Given exercise
Select every line holding the word "provision" and copy it.

Chart and figure data:
----
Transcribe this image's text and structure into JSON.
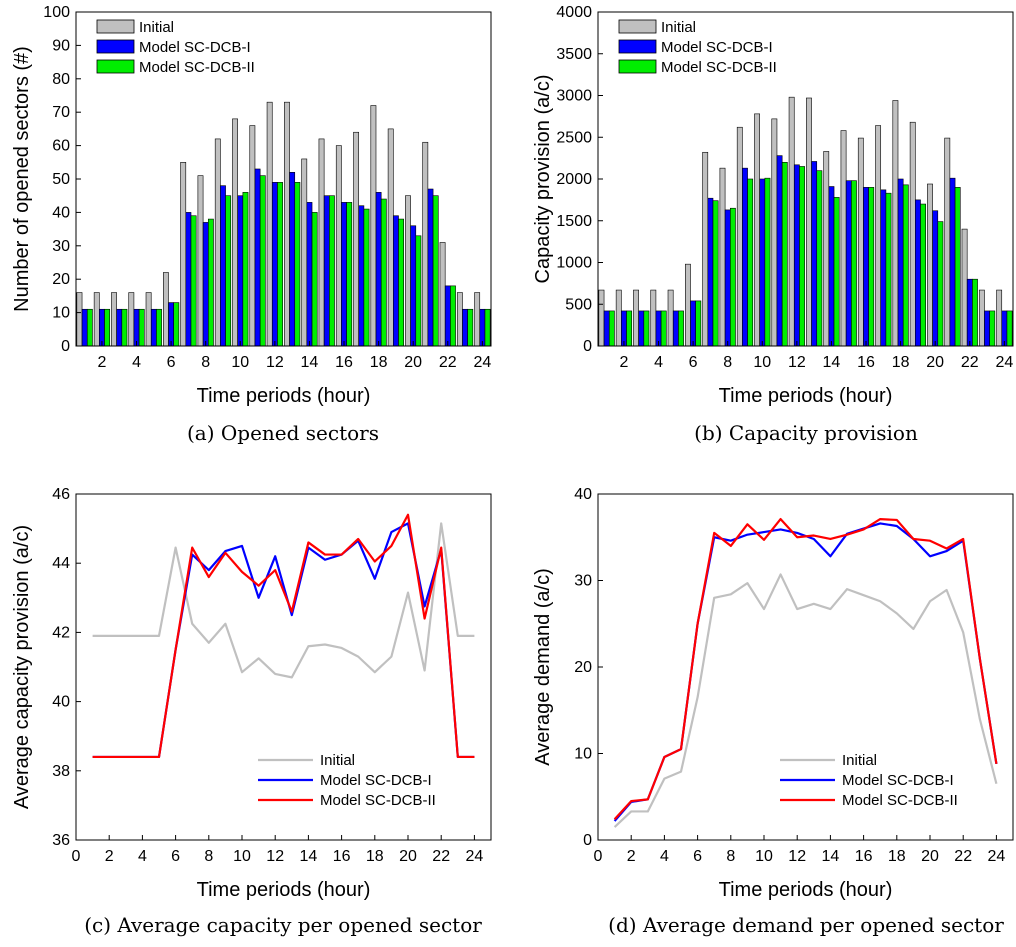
{
  "colors": {
    "initial_bar": "#c0c0c0",
    "model1_bar": "#0000ff",
    "model2_bar": "#00ee00",
    "initial_line": "#c0c0c0",
    "model1_line": "#0000ff",
    "model2_line": "#ff0000"
  },
  "chart_data": [
    {
      "id": "a",
      "type": "bar",
      "caption": "(a) Opened sectors",
      "xlabel": "Time periods (hour)",
      "ylabel": "Number of opened sectors (#)",
      "xlim": [
        0.5,
        24.5
      ],
      "ylim": [
        0,
        100
      ],
      "xticks": [
        2,
        4,
        6,
        8,
        10,
        12,
        14,
        16,
        18,
        20,
        22,
        24
      ],
      "yticks": [
        0,
        10,
        20,
        30,
        40,
        50,
        60,
        70,
        80,
        90,
        100
      ],
      "categories": [
        1,
        2,
        3,
        4,
        5,
        6,
        7,
        8,
        9,
        10,
        11,
        12,
        13,
        14,
        15,
        16,
        17,
        18,
        19,
        20,
        21,
        22,
        23,
        24
      ],
      "legend_position": "top-left",
      "series": [
        {
          "name": "Initial",
          "values": [
            16,
            16,
            16,
            16,
            16,
            22,
            55,
            51,
            62,
            68,
            66,
            73,
            73,
            56,
            62,
            60,
            64,
            72,
            65,
            45,
            61,
            31,
            16,
            16
          ]
        },
        {
          "name": "Model SC-DCB-I",
          "values": [
            11,
            11,
            11,
            11,
            11,
            13,
            40,
            37,
            48,
            45,
            53,
            49,
            52,
            43,
            45,
            43,
            42,
            46,
            39,
            36,
            47,
            18,
            11,
            11
          ]
        },
        {
          "name": "Model SC-DCB-II",
          "values": [
            11,
            11,
            11,
            11,
            11,
            13,
            39,
            38,
            45,
            46,
            51,
            49,
            49,
            40,
            45,
            43,
            41,
            44,
            38,
            33,
            45,
            18,
            11,
            11
          ]
        }
      ]
    },
    {
      "id": "b",
      "type": "bar",
      "caption": "(b) Capacity provision",
      "xlabel": "Time periods (hour)",
      "ylabel": "Capacity provision (a/c)",
      "xlim": [
        0.5,
        24.5
      ],
      "ylim": [
        0,
        4000
      ],
      "xticks": [
        2,
        4,
        6,
        8,
        10,
        12,
        14,
        16,
        18,
        20,
        22,
        24
      ],
      "yticks": [
        0,
        500,
        1000,
        1500,
        2000,
        2500,
        3000,
        3500,
        4000
      ],
      "categories": [
        1,
        2,
        3,
        4,
        5,
        6,
        7,
        8,
        9,
        10,
        11,
        12,
        13,
        14,
        15,
        16,
        17,
        18,
        19,
        20,
        21,
        22,
        23,
        24
      ],
      "legend_position": "top-left",
      "series": [
        {
          "name": "Initial",
          "values": [
            670,
            670,
            670,
            670,
            670,
            980,
            2320,
            2130,
            2620,
            2780,
            2720,
            2980,
            2970,
            2330,
            2580,
            2490,
            2640,
            2940,
            2680,
            1940,
            2490,
            1400,
            670,
            670
          ]
        },
        {
          "name": "Model SC-DCB-I",
          "values": [
            420,
            420,
            420,
            420,
            420,
            540,
            1770,
            1630,
            2130,
            2000,
            2280,
            2170,
            2210,
            1910,
            1980,
            1900,
            1870,
            2000,
            1750,
            1620,
            2010,
            800,
            420,
            420
          ]
        },
        {
          "name": "Model SC-DCB-II",
          "values": [
            420,
            420,
            420,
            420,
            420,
            540,
            1740,
            1650,
            2000,
            2010,
            2200,
            2150,
            2100,
            1780,
            1980,
            1900,
            1830,
            1930,
            1700,
            1490,
            1900,
            800,
            420,
            420
          ]
        }
      ]
    },
    {
      "id": "c",
      "type": "line",
      "caption": "(c) Average capacity per opened sector",
      "xlabel": "Time periods (hour)",
      "ylabel": "Average capacity provision (a/c)",
      "xlim": [
        0,
        25
      ],
      "ylim": [
        36,
        46
      ],
      "xticks": [
        0,
        2,
        4,
        6,
        8,
        10,
        12,
        14,
        16,
        18,
        20,
        22,
        24
      ],
      "yticks": [
        36,
        38,
        40,
        42,
        44,
        46
      ],
      "x": [
        1,
        2,
        3,
        4,
        5,
        6,
        7,
        8,
        9,
        10,
        11,
        12,
        13,
        14,
        15,
        16,
        17,
        18,
        19,
        20,
        21,
        22,
        23,
        24
      ],
      "legend_position": "bottom-right",
      "series": [
        {
          "name": "Initial",
          "values": [
            41.9,
            41.9,
            41.9,
            41.9,
            41.9,
            44.45,
            42.25,
            41.7,
            42.25,
            40.85,
            41.25,
            40.8,
            40.7,
            41.6,
            41.65,
            41.55,
            41.3,
            40.85,
            41.3,
            43.15,
            40.9,
            45.15,
            41.9,
            41.9
          ]
        },
        {
          "name": "Model SC-DCB-I",
          "values": [
            38.4,
            38.4,
            38.4,
            38.4,
            38.4,
            41.5,
            44.25,
            43.8,
            44.35,
            44.5,
            43.0,
            44.2,
            42.5,
            44.45,
            44.1,
            44.25,
            44.65,
            43.55,
            44.9,
            45.15,
            42.75,
            44.4,
            38.4,
            38.4
          ]
        },
        {
          "name": "Model SC-DCB-II",
          "values": [
            38.4,
            38.4,
            38.4,
            38.4,
            38.4,
            41.5,
            44.45,
            43.6,
            44.3,
            43.75,
            43.35,
            43.8,
            42.6,
            44.6,
            44.25,
            44.25,
            44.7,
            44.05,
            44.5,
            45.4,
            42.4,
            44.45,
            38.4,
            38.4
          ]
        }
      ]
    },
    {
      "id": "d",
      "type": "line",
      "caption": "(d) Average demand per opened sector",
      "xlabel": "Time periods (hour)",
      "ylabel": "Average demand (a/c)",
      "xlim": [
        0,
        25
      ],
      "ylim": [
        0,
        40
      ],
      "xticks": [
        0,
        2,
        4,
        6,
        8,
        10,
        12,
        14,
        16,
        18,
        20,
        22,
        24
      ],
      "yticks": [
        0,
        10,
        20,
        30,
        40
      ],
      "x": [
        1,
        2,
        3,
        4,
        5,
        6,
        7,
        8,
        9,
        10,
        11,
        12,
        13,
        14,
        15,
        16,
        17,
        18,
        19,
        20,
        21,
        22,
        23,
        24
      ],
      "legend_position": "bottom-right",
      "series": [
        {
          "name": "Initial",
          "values": [
            1.5,
            3.3,
            3.3,
            7.1,
            7.9,
            16.5,
            28.0,
            28.4,
            29.7,
            26.7,
            30.7,
            26.7,
            27.3,
            26.7,
            29.0,
            28.3,
            27.6,
            26.2,
            24.4,
            27.6,
            28.9,
            24.0,
            14.0,
            6.5
          ]
        },
        {
          "name": "Model SC-DCB-I",
          "values": [
            2.2,
            4.4,
            4.7,
            9.6,
            10.5,
            25.0,
            35.0,
            34.6,
            35.3,
            35.6,
            35.9,
            35.5,
            34.8,
            32.8,
            35.4,
            36.0,
            36.6,
            36.3,
            34.8,
            32.8,
            33.4,
            34.6,
            21.0,
            8.8
          ]
        },
        {
          "name": "Model SC-DCB-II",
          "values": [
            2.4,
            4.5,
            4.7,
            9.6,
            10.5,
            25.0,
            35.5,
            34.0,
            36.5,
            34.7,
            37.1,
            35.0,
            35.2,
            34.8,
            35.3,
            35.9,
            37.1,
            37.0,
            34.8,
            34.6,
            33.7,
            34.8,
            21.0,
            8.8
          ]
        }
      ]
    }
  ]
}
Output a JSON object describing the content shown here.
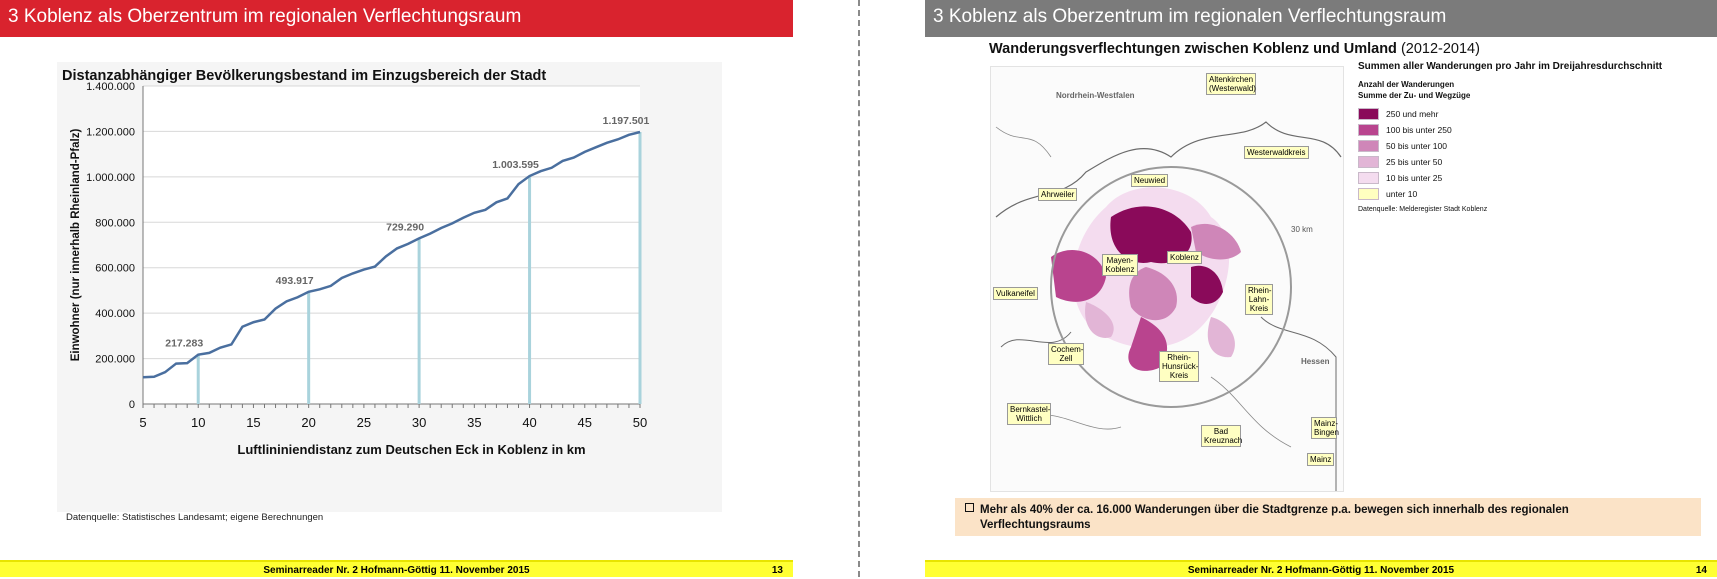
{
  "left_slide": {
    "header": "3 Koblenz als Oberzentrum im regionalen Verflechtungsraum",
    "chart_title": "Distanzabhängiger Bevölkerungsbestand im Einzugsbereich der Stadt",
    "source": "Datenquelle: Statistisches Landesamt; eigene Berechnungen",
    "footer": "Seminarreader Nr. 2 Hofmann-Göttig 11. November 2015",
    "page_number": "13"
  },
  "right_slide": {
    "header": "3 Koblenz als Oberzentrum im regionalen Verflechtungsraum",
    "title_main": "Wanderungsverflechtungen  zwischen Koblenz und Umland",
    "title_years": "(2012-2014)",
    "legend": {
      "title": "Summen aller Wanderungen pro Jahr im Dreijahresdurchschnitt",
      "subtitle1": "Anzahl der Wanderungen",
      "subtitle2": "Summe der Zu- und Wegzüge",
      "items": [
        {
          "label": "250 und mehr",
          "color": "#8a0a5a"
        },
        {
          "label": "100 bis unter 250",
          "color": "#b9448e"
        },
        {
          "label": "50 bis unter 100",
          "color": "#cf86b8"
        },
        {
          "label": "25 bis unter 50",
          "color": "#e2b5d6"
        },
        {
          "label": "10 bis unter 25",
          "color": "#f4dcef"
        },
        {
          "label": "unter 10",
          "color": "#ffffc0"
        }
      ],
      "source": "Datenquelle: Melderegister Stadt Koblenz"
    },
    "map_labels": {
      "nrw": "Nordrhein-Westfalen",
      "altenkirchen": "Altenkirchen (Westerwald)",
      "westerwaldkreis": "Westerwaldkreis",
      "neuwied": "Neuwied",
      "ahrweiler": "Ahrweiler",
      "koblenz": "Koblenz",
      "mayen": "Mayen-Koblenz",
      "vulkaneifel": "Vulkaneifel",
      "rhein_lahn": "Rhein-Lahn-Kreis",
      "cochem": "Cochem-Zell",
      "rhein_hunsrueck": "Rhein-Hunsrück-Kreis",
      "hessen": "Hessen",
      "bernkastel": "Bernkastel-Wittlich",
      "bad_kreuznach": "Bad Kreuznach",
      "mainz_bingen": "Mainz-Bingen",
      "mainz": "Mainz",
      "radius": "30 km"
    },
    "bullet_line1": "Mehr als 40% der ca. 16.000 Wanderungen über die Stadtgrenze p.a. bewegen sich innerhalb des regionalen",
    "bullet_line2": "Verflechtungsraums",
    "footer": "Seminarreader Nr. 2 Hofmann-Göttig 11. November 2015",
    "page_number": "14"
  },
  "chart_data": {
    "type": "line",
    "title": "Distanzabhängiger Bevölkerungsbestand im Einzugsbereich der Stadt",
    "xlabel": "Luftlininiendistanz zum Deutschen Eck in Koblenz in km",
    "ylabel": "Einwohner (nur innerhalb Rheinland-Pfalz)",
    "xlim": [
      5,
      50
    ],
    "ylim": [
      0,
      1400000
    ],
    "x_ticks": [
      "5",
      "10",
      "15",
      "20",
      "25",
      "30",
      "35",
      "40",
      "45",
      "50"
    ],
    "y_ticks": [
      "0",
      "200.000",
      "400.000",
      "600.000",
      "800.000",
      "1.000.000",
      "1.200.000",
      "1.400.000"
    ],
    "grid": true,
    "x": [
      5,
      6,
      7,
      8,
      9,
      10,
      11,
      12,
      13,
      14,
      15,
      16,
      17,
      18,
      19,
      20,
      21,
      22,
      23,
      24,
      25,
      26,
      27,
      28,
      29,
      30,
      31,
      32,
      33,
      34,
      35,
      36,
      37,
      38,
      39,
      40,
      41,
      42,
      43,
      44,
      45,
      46,
      47,
      48,
      49,
      50
    ],
    "values": [
      118000,
      120000,
      140000,
      178000,
      180000,
      217283,
      225000,
      248000,
      262000,
      340000,
      360000,
      372000,
      420000,
      452000,
      470000,
      493917,
      505000,
      520000,
      555000,
      575000,
      592000,
      605000,
      650000,
      685000,
      705000,
      729290,
      750000,
      775000,
      795000,
      820000,
      842000,
      855000,
      888000,
      905000,
      968000,
      1003595,
      1025000,
      1040000,
      1070000,
      1085000,
      1110000,
      1130000,
      1150000,
      1165000,
      1185000,
      1197501
    ],
    "highlights": [
      {
        "x": 10,
        "value": 217283,
        "label": "217.283"
      },
      {
        "x": 20,
        "value": 493917,
        "label": "493.917"
      },
      {
        "x": 30,
        "value": 729290,
        "label": "729.290"
      },
      {
        "x": 40,
        "value": 1003595,
        "label": "1.003.595"
      },
      {
        "x": 50,
        "value": 1197501,
        "label": "1.197.501"
      }
    ],
    "line_color": "#4a6f9f",
    "marker_color": "#a9d3dc"
  }
}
----
Written answer
      "caption": "(b) Capacity provision",
      "ylabel": "Capacity provision (a/c)",
      "ylabel": "Average capacity provision (a/c)",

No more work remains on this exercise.